(Task statement) Determine the number of lines in the listing below where the string "title" occurs; answer with the number alone.

(Extracted entries)
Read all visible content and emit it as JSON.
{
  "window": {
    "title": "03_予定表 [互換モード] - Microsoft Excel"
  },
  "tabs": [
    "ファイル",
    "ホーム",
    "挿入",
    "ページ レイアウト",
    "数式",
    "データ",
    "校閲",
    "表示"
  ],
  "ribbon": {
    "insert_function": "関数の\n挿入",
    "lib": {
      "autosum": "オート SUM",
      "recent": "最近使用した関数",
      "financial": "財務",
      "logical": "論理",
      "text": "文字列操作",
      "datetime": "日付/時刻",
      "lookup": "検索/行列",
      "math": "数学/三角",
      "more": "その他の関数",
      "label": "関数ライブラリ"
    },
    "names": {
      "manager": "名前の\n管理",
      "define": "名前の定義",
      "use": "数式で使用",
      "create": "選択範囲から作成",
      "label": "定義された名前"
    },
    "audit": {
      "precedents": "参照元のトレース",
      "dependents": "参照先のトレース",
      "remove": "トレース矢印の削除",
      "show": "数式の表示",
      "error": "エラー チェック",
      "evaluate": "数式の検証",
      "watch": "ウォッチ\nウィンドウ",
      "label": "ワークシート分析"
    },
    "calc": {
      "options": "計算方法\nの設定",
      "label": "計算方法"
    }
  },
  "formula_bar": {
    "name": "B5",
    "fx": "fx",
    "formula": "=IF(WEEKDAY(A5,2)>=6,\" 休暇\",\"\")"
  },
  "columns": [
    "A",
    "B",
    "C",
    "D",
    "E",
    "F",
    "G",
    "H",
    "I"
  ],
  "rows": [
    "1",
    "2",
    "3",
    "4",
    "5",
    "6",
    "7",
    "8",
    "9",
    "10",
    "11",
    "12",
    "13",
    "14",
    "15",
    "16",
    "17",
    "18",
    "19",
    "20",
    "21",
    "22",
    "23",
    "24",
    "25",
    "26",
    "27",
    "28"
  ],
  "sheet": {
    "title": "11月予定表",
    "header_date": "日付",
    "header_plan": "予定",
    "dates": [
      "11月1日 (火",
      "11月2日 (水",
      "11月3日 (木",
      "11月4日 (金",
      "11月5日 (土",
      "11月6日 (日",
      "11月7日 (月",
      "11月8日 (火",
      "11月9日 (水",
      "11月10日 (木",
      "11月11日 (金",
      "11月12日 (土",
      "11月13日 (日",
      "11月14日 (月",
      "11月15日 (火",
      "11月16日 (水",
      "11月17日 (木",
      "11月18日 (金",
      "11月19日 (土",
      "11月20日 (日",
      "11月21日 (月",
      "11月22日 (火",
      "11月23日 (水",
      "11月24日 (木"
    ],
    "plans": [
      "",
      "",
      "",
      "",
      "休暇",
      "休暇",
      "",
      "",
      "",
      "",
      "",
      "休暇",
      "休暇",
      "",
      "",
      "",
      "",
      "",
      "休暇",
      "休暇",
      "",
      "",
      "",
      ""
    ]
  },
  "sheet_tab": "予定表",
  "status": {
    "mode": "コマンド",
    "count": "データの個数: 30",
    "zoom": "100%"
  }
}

(Output of the task) 2